## What is required
Only the number is wanted: how many lines contain the string "text"?

## Dataset content
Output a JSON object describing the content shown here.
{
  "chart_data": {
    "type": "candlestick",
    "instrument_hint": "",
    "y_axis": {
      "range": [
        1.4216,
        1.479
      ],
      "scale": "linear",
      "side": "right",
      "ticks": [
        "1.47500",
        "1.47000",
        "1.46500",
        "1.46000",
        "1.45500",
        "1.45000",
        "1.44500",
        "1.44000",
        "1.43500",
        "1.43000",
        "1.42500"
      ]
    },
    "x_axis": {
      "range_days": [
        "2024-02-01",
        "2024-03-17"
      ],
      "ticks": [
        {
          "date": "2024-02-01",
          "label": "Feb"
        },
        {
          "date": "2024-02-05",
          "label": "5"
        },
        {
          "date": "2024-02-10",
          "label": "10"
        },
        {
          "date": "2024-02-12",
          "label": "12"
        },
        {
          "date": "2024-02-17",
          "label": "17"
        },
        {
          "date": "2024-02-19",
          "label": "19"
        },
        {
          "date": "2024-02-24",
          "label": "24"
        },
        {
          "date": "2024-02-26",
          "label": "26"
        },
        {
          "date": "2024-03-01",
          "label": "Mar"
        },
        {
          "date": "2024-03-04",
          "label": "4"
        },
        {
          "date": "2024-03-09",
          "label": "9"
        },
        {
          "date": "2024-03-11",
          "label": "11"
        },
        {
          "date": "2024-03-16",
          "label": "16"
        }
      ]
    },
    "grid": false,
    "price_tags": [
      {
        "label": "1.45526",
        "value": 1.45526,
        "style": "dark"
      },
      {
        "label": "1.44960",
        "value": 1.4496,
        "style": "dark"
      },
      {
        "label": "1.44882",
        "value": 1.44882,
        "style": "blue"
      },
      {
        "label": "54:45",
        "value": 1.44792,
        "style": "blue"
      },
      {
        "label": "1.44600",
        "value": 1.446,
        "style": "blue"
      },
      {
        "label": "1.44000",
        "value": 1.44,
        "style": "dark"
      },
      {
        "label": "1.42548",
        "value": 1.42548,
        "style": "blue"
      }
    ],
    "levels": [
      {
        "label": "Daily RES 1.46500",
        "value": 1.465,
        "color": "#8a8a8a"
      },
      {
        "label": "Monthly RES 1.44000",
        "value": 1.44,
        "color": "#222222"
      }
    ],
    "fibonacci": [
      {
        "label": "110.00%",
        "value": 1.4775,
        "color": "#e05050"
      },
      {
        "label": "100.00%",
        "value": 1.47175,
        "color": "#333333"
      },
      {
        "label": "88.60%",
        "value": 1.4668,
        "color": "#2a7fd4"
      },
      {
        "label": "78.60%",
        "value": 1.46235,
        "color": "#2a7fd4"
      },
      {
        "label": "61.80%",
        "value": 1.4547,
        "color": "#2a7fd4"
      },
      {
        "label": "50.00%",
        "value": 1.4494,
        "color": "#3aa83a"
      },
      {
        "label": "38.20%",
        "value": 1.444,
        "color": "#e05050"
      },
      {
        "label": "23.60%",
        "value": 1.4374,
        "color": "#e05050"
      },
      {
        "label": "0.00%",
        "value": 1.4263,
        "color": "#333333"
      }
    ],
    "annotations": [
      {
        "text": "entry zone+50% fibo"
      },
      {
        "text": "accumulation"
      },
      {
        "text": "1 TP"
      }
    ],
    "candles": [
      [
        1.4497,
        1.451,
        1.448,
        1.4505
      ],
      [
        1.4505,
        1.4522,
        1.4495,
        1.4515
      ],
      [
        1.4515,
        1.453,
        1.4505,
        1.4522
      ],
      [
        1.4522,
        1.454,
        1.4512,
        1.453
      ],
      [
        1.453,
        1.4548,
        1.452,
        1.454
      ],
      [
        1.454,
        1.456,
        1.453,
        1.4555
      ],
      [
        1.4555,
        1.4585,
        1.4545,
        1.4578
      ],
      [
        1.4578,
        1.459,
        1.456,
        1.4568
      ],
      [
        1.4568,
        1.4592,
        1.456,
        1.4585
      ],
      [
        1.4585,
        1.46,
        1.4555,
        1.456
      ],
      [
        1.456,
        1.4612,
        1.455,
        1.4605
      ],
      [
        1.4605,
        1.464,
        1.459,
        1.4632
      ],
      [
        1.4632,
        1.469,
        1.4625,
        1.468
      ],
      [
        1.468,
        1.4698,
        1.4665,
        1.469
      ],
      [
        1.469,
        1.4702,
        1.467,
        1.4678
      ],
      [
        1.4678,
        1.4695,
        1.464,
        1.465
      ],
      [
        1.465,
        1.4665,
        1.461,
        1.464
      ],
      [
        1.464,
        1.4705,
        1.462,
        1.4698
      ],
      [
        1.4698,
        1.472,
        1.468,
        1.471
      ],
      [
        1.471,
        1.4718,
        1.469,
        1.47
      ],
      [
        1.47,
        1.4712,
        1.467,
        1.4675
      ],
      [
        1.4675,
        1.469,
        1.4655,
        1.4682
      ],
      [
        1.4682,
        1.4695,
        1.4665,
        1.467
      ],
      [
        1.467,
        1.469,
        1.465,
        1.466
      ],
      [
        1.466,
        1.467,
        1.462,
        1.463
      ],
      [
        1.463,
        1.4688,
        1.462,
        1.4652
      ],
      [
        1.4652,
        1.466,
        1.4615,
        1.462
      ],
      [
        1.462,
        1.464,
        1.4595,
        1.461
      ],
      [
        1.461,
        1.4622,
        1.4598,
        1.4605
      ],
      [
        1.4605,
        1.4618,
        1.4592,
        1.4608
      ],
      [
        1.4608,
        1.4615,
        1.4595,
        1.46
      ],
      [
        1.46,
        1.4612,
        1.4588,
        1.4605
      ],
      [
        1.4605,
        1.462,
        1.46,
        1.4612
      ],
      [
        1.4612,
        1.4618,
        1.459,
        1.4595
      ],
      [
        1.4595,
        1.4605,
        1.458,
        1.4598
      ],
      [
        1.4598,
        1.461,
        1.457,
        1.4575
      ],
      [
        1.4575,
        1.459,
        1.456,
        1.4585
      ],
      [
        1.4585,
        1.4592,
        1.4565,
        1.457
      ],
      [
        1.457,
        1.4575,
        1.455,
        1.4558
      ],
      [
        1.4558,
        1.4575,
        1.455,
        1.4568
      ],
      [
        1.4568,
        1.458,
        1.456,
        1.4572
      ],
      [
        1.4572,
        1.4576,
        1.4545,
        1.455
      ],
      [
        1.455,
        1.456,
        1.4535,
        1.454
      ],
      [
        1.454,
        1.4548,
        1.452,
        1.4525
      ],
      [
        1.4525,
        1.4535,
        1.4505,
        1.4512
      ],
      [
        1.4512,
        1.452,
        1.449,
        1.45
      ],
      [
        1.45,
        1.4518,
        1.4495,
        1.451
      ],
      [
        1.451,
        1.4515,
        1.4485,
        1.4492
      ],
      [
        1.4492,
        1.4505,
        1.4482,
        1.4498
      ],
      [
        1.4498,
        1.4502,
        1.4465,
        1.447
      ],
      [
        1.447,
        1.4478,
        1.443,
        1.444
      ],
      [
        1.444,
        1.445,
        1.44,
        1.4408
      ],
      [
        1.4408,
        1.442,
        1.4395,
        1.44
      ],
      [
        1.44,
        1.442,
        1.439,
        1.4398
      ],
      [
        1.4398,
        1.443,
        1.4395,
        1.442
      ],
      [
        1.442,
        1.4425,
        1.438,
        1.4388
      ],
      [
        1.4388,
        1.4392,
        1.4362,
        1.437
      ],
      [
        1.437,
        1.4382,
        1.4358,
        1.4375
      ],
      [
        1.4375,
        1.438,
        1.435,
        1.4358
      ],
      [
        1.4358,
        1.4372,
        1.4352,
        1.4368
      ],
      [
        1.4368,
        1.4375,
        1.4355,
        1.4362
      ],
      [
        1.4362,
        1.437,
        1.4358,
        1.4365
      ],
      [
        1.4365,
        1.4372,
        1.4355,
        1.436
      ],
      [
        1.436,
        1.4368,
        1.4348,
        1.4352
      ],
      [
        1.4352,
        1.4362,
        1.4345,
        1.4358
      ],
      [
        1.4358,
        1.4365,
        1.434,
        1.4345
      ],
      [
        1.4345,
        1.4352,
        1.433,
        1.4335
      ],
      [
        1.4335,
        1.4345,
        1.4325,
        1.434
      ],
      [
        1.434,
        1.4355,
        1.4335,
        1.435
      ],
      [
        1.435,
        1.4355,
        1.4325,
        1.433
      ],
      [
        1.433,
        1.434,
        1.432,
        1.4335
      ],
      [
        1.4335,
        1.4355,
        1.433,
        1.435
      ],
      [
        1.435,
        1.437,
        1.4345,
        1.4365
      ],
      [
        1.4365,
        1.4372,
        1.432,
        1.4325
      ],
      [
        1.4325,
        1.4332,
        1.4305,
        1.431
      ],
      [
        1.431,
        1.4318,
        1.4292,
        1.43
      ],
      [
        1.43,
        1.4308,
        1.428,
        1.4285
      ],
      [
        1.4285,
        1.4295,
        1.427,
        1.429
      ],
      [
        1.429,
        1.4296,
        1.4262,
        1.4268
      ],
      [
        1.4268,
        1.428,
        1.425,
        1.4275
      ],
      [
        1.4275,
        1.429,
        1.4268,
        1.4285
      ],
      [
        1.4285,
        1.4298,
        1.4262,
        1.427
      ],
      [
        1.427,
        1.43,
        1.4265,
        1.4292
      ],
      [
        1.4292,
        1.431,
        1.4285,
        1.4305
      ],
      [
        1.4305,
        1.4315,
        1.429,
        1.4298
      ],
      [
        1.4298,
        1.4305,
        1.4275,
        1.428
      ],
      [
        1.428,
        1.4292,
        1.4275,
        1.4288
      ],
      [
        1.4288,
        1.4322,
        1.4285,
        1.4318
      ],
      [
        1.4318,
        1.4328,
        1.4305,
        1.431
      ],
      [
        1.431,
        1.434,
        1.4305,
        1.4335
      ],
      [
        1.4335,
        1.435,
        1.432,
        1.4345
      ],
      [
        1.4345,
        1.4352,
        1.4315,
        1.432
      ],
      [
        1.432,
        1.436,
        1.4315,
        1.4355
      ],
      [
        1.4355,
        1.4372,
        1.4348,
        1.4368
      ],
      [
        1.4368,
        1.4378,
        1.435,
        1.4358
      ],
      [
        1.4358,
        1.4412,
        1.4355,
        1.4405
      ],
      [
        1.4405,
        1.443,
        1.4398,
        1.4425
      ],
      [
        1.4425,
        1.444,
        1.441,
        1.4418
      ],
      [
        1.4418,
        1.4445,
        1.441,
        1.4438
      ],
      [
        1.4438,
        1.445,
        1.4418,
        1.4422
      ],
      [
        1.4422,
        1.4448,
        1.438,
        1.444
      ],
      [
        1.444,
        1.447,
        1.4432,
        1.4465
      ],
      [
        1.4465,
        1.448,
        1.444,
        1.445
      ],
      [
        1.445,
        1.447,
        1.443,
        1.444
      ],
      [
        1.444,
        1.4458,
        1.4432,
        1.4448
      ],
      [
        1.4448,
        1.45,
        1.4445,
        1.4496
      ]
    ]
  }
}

## Reply
3